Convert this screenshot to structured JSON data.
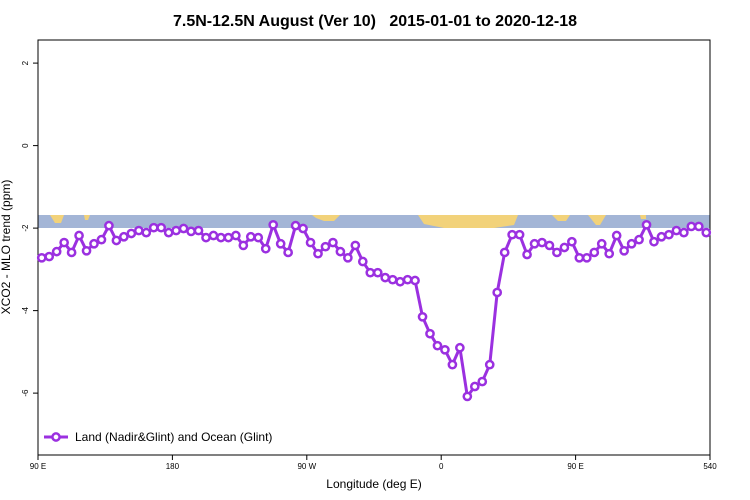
{
  "chart_data": {
    "type": "line",
    "title": "7.5N-12.5N August (Ver 10)   2015-01-01 to 2020-12-18",
    "x_label": "Longitude (deg E)",
    "y_label": "XCO2 - MLO trend (ppm)",
    "x": [
      92.5,
      97.5,
      102.5,
      107.5,
      112.5,
      117.5,
      122.5,
      127.5,
      132.5,
      137.5,
      142.5,
      147.5,
      152.5,
      157.5,
      162.5,
      167.5,
      172.5,
      177.5,
      182.5,
      187.5,
      192.5,
      197.5,
      202.5,
      207.5,
      212.5,
      217.5,
      222.5,
      227.5,
      232.5,
      237.5,
      242.5,
      247.5,
      252.5,
      257.5,
      262.5,
      267.5,
      272.5,
      277.5,
      282.5,
      287.5,
      292.5,
      297.5,
      302.5,
      307.5,
      312.5,
      317.5,
      322.5,
      327.5,
      332.5,
      337.5,
      342.5,
      347.5,
      352.5,
      357.5,
      362.5,
      367.5,
      372.5,
      377.5,
      382.5,
      387.5,
      392.5,
      397.5,
      402.5,
      407.5,
      412.5,
      417.5,
      422.5,
      427.5,
      432.5,
      437.5,
      442.5,
      447.5,
      452.5,
      457.5,
      462.5,
      467.5,
      472.5,
      477.5,
      482.5,
      487.5,
      492.5,
      497.5,
      502.5,
      507.5,
      512.5,
      517.5,
      522.5,
      527.5,
      532.5,
      537.5
    ],
    "series": [
      {
        "name": "Land (Nadir&Glint) and Ocean (Glint)",
        "color": "#9b30e0",
        "values": [
          -2.72,
          -2.69,
          -2.57,
          -2.35,
          -2.59,
          -2.18,
          -2.55,
          -2.38,
          -2.28,
          -1.94,
          -2.3,
          -2.21,
          -2.13,
          -2.06,
          -2.11,
          -1.99,
          -1.99,
          -2.11,
          -2.06,
          -2.01,
          -2.08,
          -2.06,
          -2.23,
          -2.18,
          -2.23,
          -2.23,
          -2.18,
          -2.42,
          -2.21,
          -2.23,
          -2.5,
          -1.92,
          -2.38,
          -2.59,
          -1.94,
          -2.01,
          -2.35,
          -2.62,
          -2.45,
          -2.35,
          -2.57,
          -2.72,
          -2.42,
          -2.81,
          -3.08,
          -3.08,
          -3.2,
          -3.25,
          -3.3,
          -3.25,
          -3.27,
          -4.15,
          -4.56,
          -4.85,
          -4.95,
          -5.31,
          -4.9,
          -6.08,
          -5.84,
          -5.72,
          -5.31,
          -3.56,
          -2.59,
          -2.16,
          -2.16,
          -2.64,
          -2.38,
          -2.35,
          -2.42,
          -2.59,
          -2.47,
          -2.33,
          -2.72,
          -2.72,
          -2.59,
          -2.38,
          -2.62,
          -2.18,
          -2.55,
          -2.38,
          -2.28,
          -1.92,
          -2.33,
          -2.21,
          -2.16,
          -2.06,
          -2.11,
          -1.96,
          -1.96,
          -2.11
        ]
      }
    ],
    "xlim": [
      90,
      540
    ],
    "xticks": [
      {
        "value": 90,
        "label": "90 E"
      },
      180,
      {
        "value": 270,
        "label": "90 W"
      },
      {
        "value": 360,
        "label": "0"
      },
      {
        "value": 450,
        "label": "90 E"
      },
      540
    ],
    "ylim": [
      -7.5,
      2.56
    ],
    "yticks": [
      2,
      0,
      -2,
      -4,
      -6
    ],
    "grid": false,
    "legend": "bottom-left"
  }
}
☆ ☆ ☆ ☆
• Written problem
The data above needs to be retyped exactly, with the images left out.

• Result of this exercise
Convert this screenshot to structured JSON data.
{
  "chart_data": {
    "type": "line",
    "title": "7.5N-12.5N August (Ver 10)   2015-01-01 to 2020-12-18",
    "x_label": "Longitude (deg E)",
    "y_label": "XCO2 - MLO trend (ppm)",
    "x": [
      92.5,
      97.5,
      102.5,
      107.5,
      112.5,
      117.5,
      122.5,
      127.5,
      132.5,
      137.5,
      142.5,
      147.5,
      152.5,
      157.5,
      162.5,
      167.5,
      172.5,
      177.5,
      182.5,
      187.5,
      192.5,
      197.5,
      202.5,
      207.5,
      212.5,
      217.5,
      222.5,
      227.5,
      232.5,
      237.5,
      242.5,
      247.5,
      252.5,
      257.5,
      262.5,
      267.5,
      272.5,
      277.5,
      282.5,
      287.5,
      292.5,
      297.5,
      302.5,
      307.5,
      312.5,
      317.5,
      322.5,
      327.5,
      332.5,
      337.5,
      342.5,
      347.5,
      352.5,
      357.5,
      362.5,
      367.5,
      372.5,
      377.5,
      382.5,
      387.5,
      392.5,
      397.5,
      402.5,
      407.5,
      412.5,
      417.5,
      422.5,
      427.5,
      432.5,
      437.5,
      442.5,
      447.5,
      452.5,
      457.5,
      462.5,
      467.5,
      472.5,
      477.5,
      482.5,
      487.5,
      492.5,
      497.5,
      502.5,
      507.5,
      512.5,
      517.5,
      522.5,
      527.5,
      532.5,
      537.5
    ],
    "series": [
      {
        "name": "Land (Nadir&Glint) and Ocean (Glint)",
        "color": "#9b30e0",
        "values": [
          -2.72,
          -2.69,
          -2.57,
          -2.35,
          -2.59,
          -2.18,
          -2.55,
          -2.38,
          -2.28,
          -1.94,
          -2.3,
          -2.21,
          -2.13,
          -2.06,
          -2.11,
          -1.99,
          -1.99,
          -2.11,
          -2.06,
          -2.01,
          -2.08,
          -2.06,
          -2.23,
          -2.18,
          -2.23,
          -2.23,
          -2.18,
          -2.42,
          -2.21,
          -2.23,
          -2.5,
          -1.92,
          -2.38,
          -2.59,
          -1.94,
          -2.01,
          -2.35,
          -2.62,
          -2.45,
          -2.35,
          -2.57,
          -2.72,
          -2.42,
          -2.81,
          -3.08,
          -3.08,
          -3.2,
          -3.25,
          -3.3,
          -3.25,
          -3.27,
          -4.15,
          -4.56,
          -4.85,
          -4.95,
          -5.31,
          -4.9,
          -6.08,
          -5.84,
          -5.72,
          -5.31,
          -3.56,
          -2.59,
          -2.16,
          -2.16,
          -2.64,
          -2.38,
          -2.35,
          -2.42,
          -2.59,
          -2.47,
          -2.33,
          -2.72,
          -2.72,
          -2.59,
          -2.38,
          -2.62,
          -2.18,
          -2.55,
          -2.38,
          -2.28,
          -1.92,
          -2.33,
          -2.21,
          -2.16,
          -2.06,
          -2.11,
          -1.96,
          -1.96,
          -2.11
        ]
      }
    ],
    "xlim": [
      90,
      540
    ],
    "xticks": [
      {
        "value": 90,
        "label": "90 E"
      },
      180,
      {
        "value": 270,
        "label": "90 W"
      },
      {
        "value": 360,
        "label": "0"
      },
      {
        "value": 450,
        "label": "90 E"
      },
      540
    ],
    "ylim": [
      -7.5,
      2.56
    ],
    "yticks": [
      2,
      0,
      -2,
      -4,
      -6
    ],
    "grid": false,
    "legend": "bottom-left"
  }
}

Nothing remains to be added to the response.